■ TASK TO CARRY OUT
Report all lines holding "Ratecard".

■ RECORD EXTRACTS
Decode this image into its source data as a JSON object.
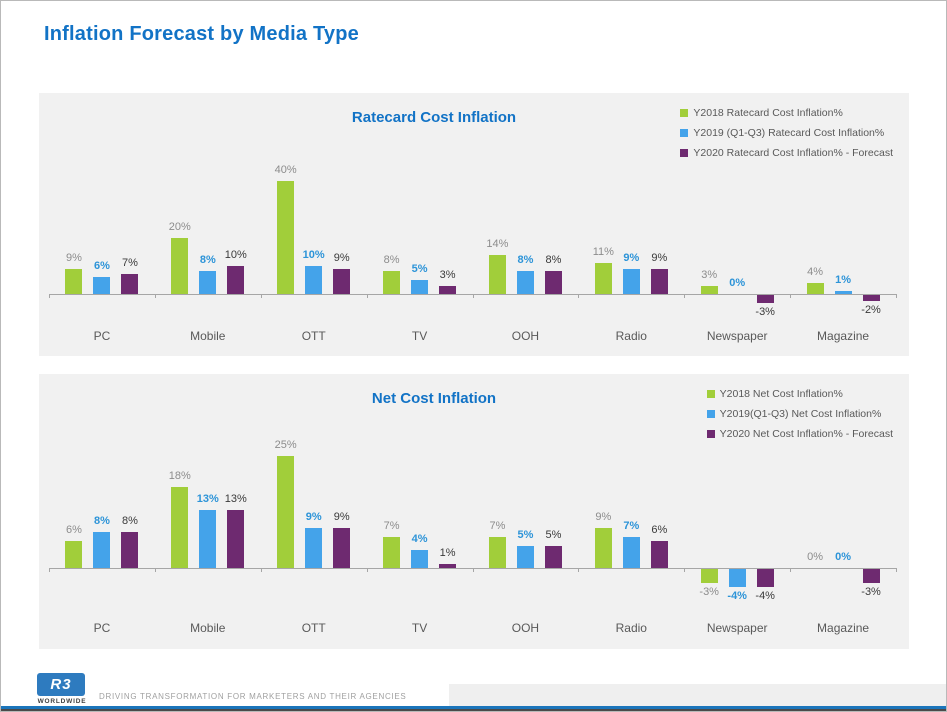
{
  "page": {
    "title": "Inflation Forecast by Media Type",
    "footer": {
      "logo_text": "R3",
      "logo_sub": "WORLDWIDE",
      "tagline": "DRIVING TRANSFORMATION FOR MARKETERS AND THEIR AGENCIES"
    }
  },
  "colors": {
    "title_blue": "#1273C6",
    "green": "#A1CE3A",
    "blue": "#44A3EA",
    "purple": "#6E2A70",
    "label_gray": "#8C8C8C",
    "label_blue": "#2D94D8",
    "label_dark": "#3A3A3A",
    "panel_bg": "#F1F1F1",
    "axis_gray": "#A6A6A6",
    "category_text": "#595959",
    "footer_bar_blue": "#1B75BB"
  },
  "chart_data": [
    {
      "type": "bar",
      "title": "Ratecard Cost Inflation",
      "categories": [
        "PC",
        "Mobile",
        "OTT",
        "TV",
        "OOH",
        "Radio",
        "Newspaper",
        "Magazine"
      ],
      "series": [
        {
          "name": "Y2018 Ratecard Cost Inflation%",
          "color_key": "green",
          "label_color_key": "label_gray",
          "values": [
            9,
            20,
            40,
            8,
            14,
            11,
            3,
            4
          ]
        },
        {
          "name": "Y2019 (Q1-Q3) Ratecard Cost Inflation%",
          "color_key": "blue",
          "label_color_key": "label_blue",
          "values": [
            6,
            8,
            10,
            5,
            8,
            9,
            0,
            1
          ]
        },
        {
          "name": "Y2020 Ratecard Cost Inflation% - Forecast",
          "color_key": "purple",
          "label_color_key": "label_dark",
          "values": [
            7,
            10,
            9,
            3,
            8,
            9,
            -3,
            -2
          ]
        }
      ],
      "unit": "%",
      "ylim": [
        -5,
        45
      ],
      "grid": false,
      "legend_position": "top-right"
    },
    {
      "type": "bar",
      "title": "Net Cost Inflation",
      "categories": [
        "PC",
        "Mobile",
        "OTT",
        "TV",
        "OOH",
        "Radio",
        "Newspaper",
        "Magazine"
      ],
      "series": [
        {
          "name": "Y2018 Net Cost Inflation%",
          "color_key": "green",
          "label_color_key": "label_gray",
          "values": [
            6,
            18,
            25,
            7,
            7,
            9,
            -3,
            0
          ]
        },
        {
          "name": "Y2019(Q1-Q3) Net Cost Inflation%",
          "color_key": "blue",
          "label_color_key": "label_blue",
          "values": [
            8,
            13,
            9,
            4,
            5,
            7,
            -4,
            0
          ]
        },
        {
          "name": "Y2020 Net Cost Inflation% - Forecast",
          "color_key": "purple",
          "label_color_key": "label_dark",
          "values": [
            8,
            13,
            9,
            1,
            5,
            6,
            -4,
            -3
          ]
        }
      ],
      "unit": "%",
      "ylim": [
        -6,
        27
      ],
      "grid": false,
      "legend_position": "top-right"
    }
  ]
}
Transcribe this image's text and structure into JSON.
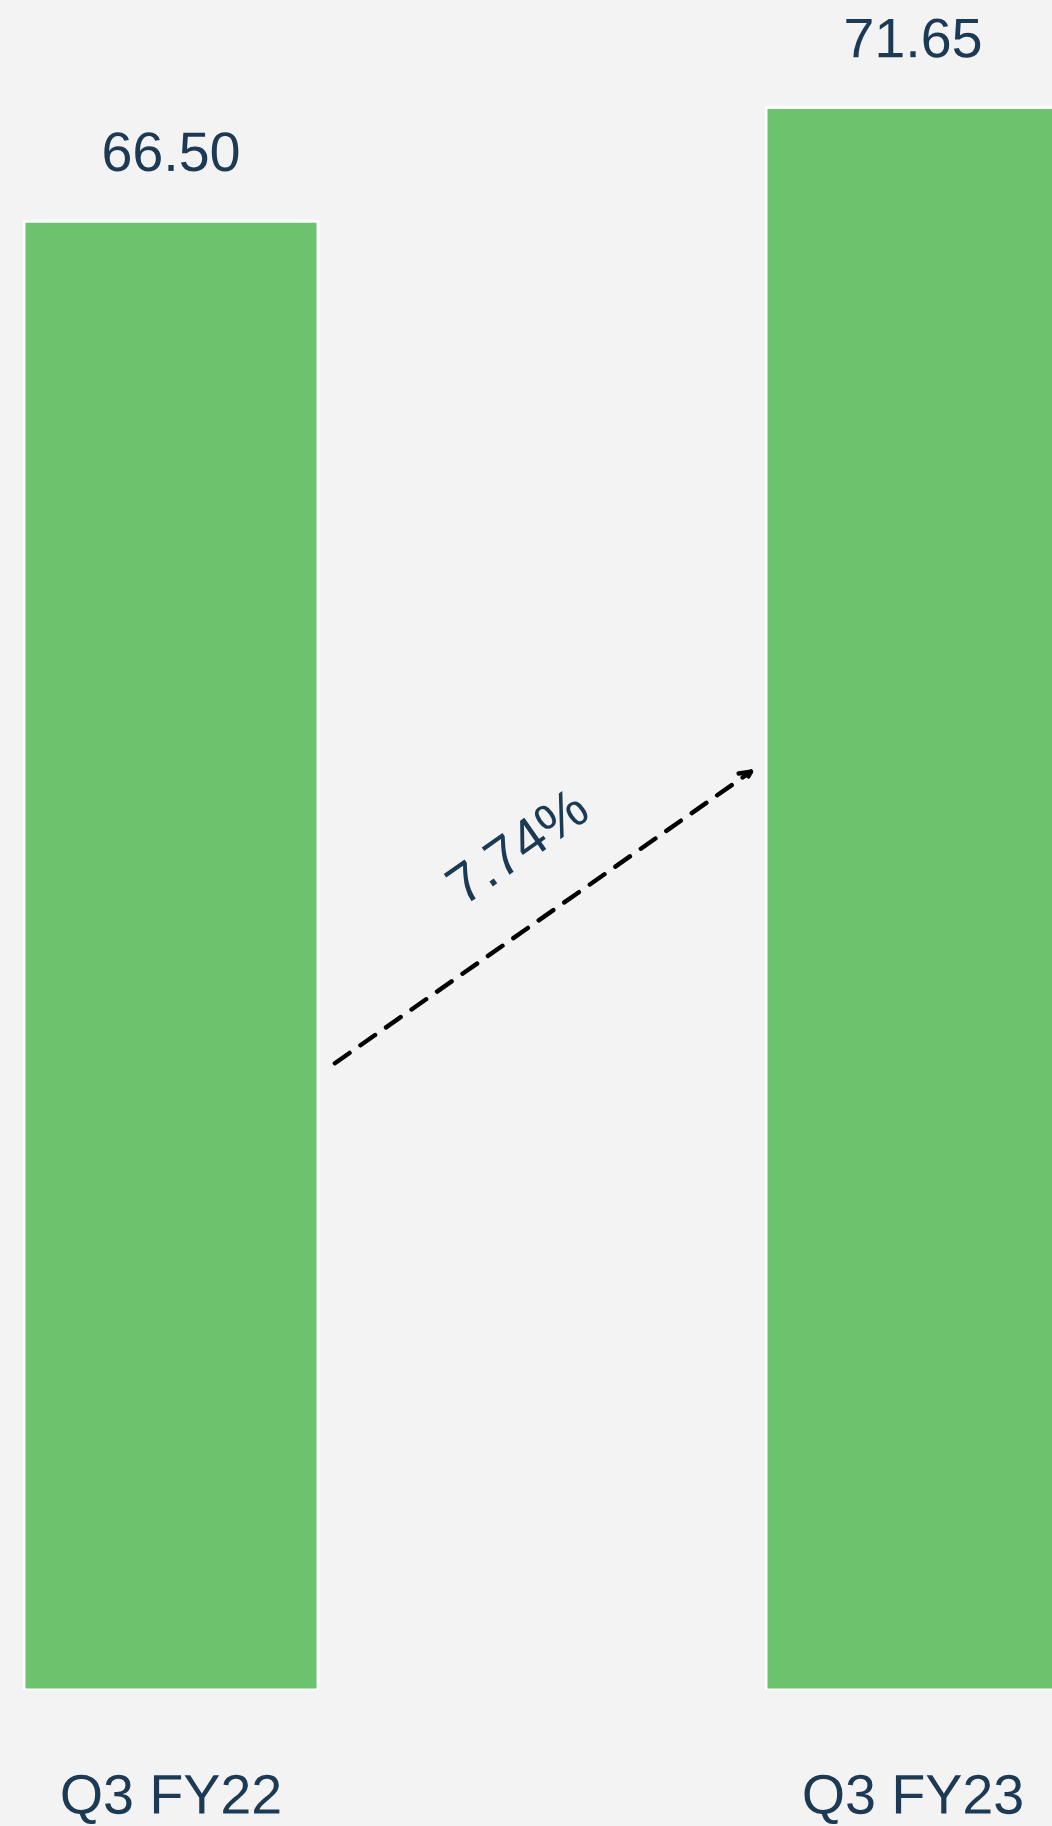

■ SOLUTION BELOW
      "title": "Ratecard Cost Inflation",
          "name": "Y2018 Ratecard Cost Inflation%",
          "name": "Y2019 (Q1-Q3) Ratecard Cost Inflation%",
          "name": "Y2020 Ratecard Cost Inflation% - Forecast",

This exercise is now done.